→ **WHAT IS ASKED**: Lines holding the string "ניקוד" are the ones to copy; find them all in the data.

→ **EXTRACTED RECORDS**:

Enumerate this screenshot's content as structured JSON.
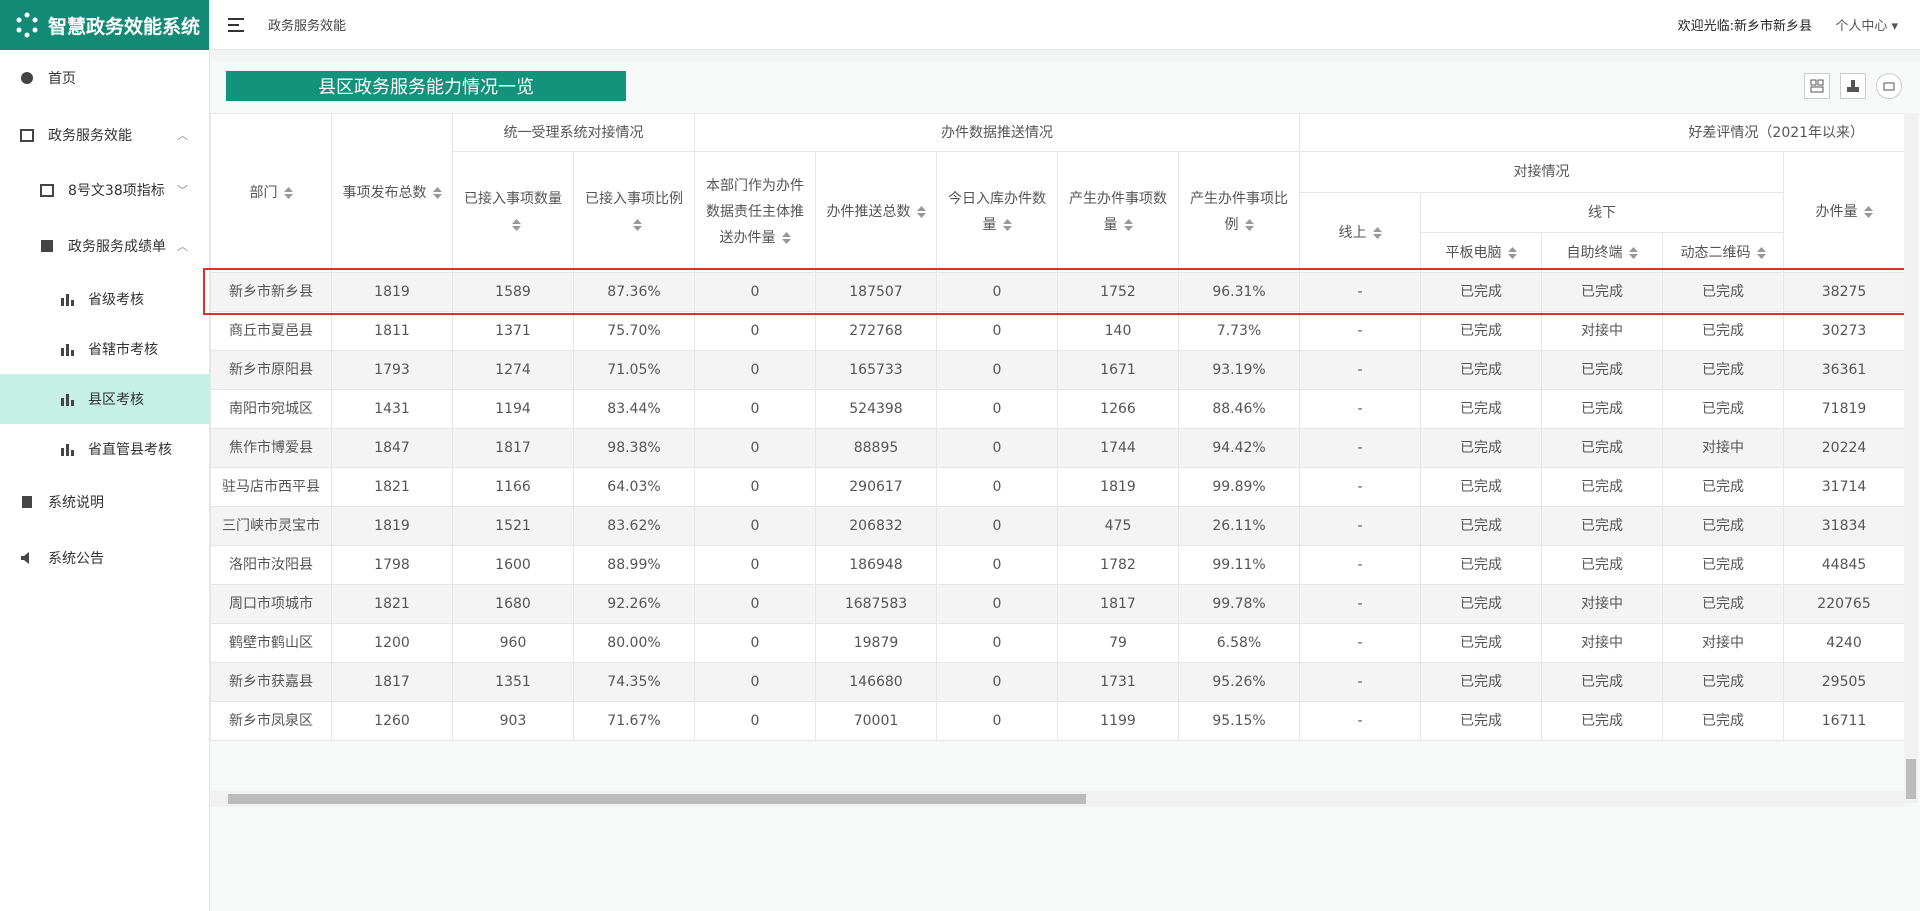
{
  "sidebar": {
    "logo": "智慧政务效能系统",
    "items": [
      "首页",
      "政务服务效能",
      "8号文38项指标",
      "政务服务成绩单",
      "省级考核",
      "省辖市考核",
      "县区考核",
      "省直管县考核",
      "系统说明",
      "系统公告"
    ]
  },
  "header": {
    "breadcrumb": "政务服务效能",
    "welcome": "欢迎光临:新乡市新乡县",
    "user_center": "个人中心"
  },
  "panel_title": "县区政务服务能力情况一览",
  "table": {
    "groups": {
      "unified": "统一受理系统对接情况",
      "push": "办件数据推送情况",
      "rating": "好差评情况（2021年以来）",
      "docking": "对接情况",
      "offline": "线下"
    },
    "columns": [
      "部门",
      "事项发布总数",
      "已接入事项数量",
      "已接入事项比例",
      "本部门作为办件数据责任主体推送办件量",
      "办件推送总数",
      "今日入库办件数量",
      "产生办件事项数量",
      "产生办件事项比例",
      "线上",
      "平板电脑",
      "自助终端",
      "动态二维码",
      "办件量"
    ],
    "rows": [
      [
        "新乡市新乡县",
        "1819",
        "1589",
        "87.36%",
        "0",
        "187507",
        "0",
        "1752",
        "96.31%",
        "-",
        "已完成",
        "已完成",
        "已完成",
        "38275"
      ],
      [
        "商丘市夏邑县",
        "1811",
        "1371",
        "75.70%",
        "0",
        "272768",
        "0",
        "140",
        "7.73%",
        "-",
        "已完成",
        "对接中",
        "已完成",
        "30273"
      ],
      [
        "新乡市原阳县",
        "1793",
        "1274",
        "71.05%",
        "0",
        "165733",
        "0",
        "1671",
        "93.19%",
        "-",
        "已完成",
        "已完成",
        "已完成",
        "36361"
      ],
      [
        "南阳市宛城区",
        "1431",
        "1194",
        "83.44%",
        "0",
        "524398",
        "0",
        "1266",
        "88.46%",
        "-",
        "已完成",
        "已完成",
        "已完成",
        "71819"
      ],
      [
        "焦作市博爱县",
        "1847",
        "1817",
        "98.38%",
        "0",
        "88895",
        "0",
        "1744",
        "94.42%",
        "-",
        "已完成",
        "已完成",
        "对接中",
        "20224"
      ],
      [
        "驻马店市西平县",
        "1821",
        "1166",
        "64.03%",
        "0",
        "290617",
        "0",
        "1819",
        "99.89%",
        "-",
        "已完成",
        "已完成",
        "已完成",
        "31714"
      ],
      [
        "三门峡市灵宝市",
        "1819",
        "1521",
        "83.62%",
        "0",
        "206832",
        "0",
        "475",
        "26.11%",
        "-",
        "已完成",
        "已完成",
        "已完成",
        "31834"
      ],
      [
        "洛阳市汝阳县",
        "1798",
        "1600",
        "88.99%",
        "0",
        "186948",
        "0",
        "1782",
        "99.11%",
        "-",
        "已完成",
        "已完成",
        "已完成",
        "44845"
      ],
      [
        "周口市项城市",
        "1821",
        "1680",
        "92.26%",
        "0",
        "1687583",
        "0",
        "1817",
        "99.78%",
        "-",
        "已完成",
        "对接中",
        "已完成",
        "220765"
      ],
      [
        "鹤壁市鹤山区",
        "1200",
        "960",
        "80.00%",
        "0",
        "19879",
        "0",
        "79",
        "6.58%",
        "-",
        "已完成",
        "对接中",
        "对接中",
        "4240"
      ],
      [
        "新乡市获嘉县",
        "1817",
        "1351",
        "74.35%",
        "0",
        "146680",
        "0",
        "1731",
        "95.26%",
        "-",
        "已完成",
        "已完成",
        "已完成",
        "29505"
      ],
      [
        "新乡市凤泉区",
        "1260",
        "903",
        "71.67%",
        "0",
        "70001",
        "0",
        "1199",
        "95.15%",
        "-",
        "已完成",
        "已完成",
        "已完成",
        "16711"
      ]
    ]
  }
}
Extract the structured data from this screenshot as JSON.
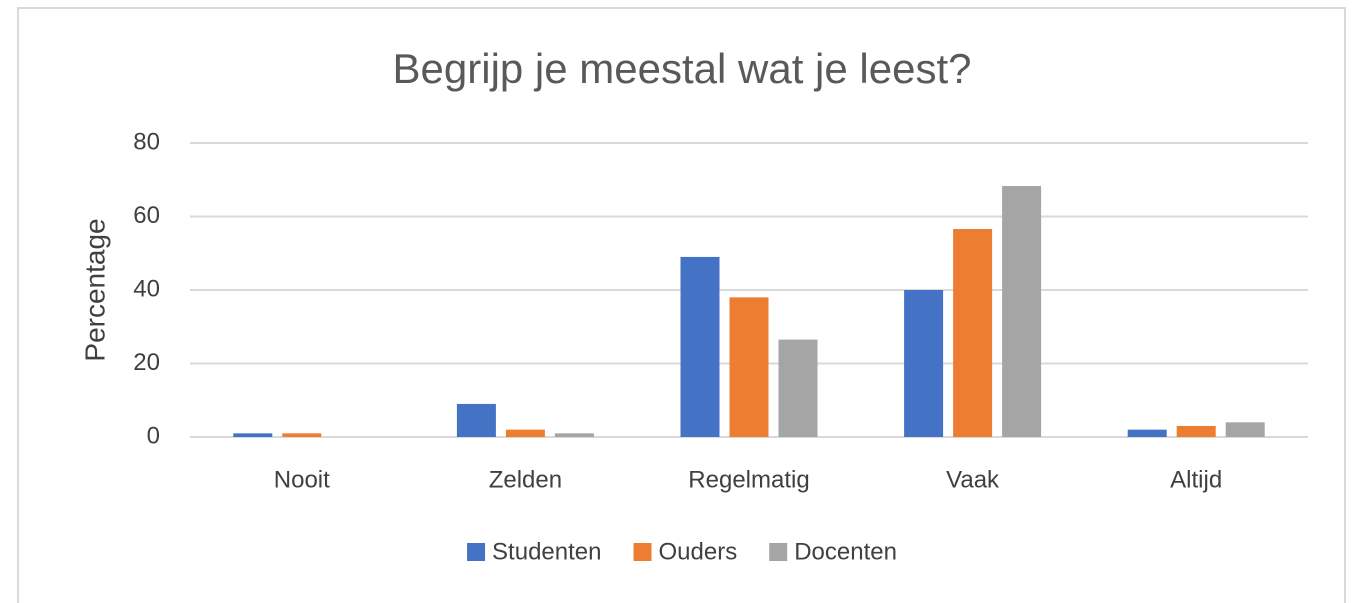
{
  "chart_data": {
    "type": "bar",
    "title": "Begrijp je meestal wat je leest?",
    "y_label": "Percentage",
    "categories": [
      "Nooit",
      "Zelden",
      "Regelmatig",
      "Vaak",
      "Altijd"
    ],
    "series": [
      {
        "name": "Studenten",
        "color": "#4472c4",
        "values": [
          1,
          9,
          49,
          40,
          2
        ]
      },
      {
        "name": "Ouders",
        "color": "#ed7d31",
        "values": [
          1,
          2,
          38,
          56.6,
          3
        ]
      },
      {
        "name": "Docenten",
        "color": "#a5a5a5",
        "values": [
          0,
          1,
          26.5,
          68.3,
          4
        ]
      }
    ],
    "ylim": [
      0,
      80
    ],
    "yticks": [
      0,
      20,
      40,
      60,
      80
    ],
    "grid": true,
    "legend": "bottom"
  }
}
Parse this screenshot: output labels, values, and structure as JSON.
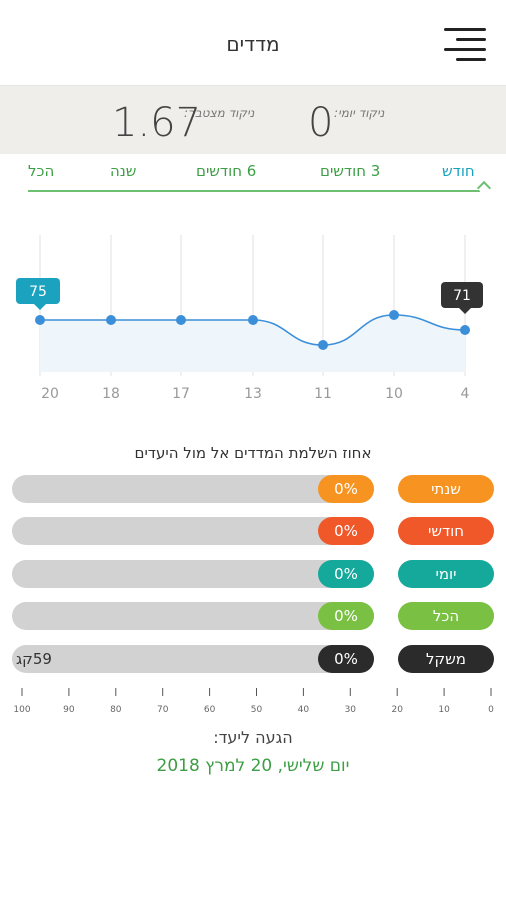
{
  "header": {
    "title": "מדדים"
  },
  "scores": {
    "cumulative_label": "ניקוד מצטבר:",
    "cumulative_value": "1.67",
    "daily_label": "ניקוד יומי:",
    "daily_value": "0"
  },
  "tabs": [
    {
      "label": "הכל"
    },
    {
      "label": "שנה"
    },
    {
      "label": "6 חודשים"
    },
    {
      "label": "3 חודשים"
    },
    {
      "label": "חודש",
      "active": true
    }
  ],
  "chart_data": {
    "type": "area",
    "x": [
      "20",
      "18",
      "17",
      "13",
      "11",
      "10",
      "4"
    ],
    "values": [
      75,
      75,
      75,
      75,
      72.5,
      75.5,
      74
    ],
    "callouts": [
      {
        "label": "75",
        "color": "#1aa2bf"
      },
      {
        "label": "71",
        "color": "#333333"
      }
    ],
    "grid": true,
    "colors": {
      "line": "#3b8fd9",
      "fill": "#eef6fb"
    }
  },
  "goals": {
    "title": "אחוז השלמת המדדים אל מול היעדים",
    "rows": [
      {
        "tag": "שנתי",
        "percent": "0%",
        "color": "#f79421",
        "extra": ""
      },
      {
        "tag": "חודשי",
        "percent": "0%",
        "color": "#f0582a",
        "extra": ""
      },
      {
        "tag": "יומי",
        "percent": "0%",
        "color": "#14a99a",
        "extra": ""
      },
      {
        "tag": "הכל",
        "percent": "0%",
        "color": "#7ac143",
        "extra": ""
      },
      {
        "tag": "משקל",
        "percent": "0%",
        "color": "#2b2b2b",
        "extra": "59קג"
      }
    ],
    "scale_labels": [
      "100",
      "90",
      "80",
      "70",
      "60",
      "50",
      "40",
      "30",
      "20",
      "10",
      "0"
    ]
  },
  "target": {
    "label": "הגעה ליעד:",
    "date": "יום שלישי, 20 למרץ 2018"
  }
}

→ **FINAL ANSWER**:
    "cumulative_label": "ניקוד מצטבר:",
    "daily_label": "ניקוד יומי:",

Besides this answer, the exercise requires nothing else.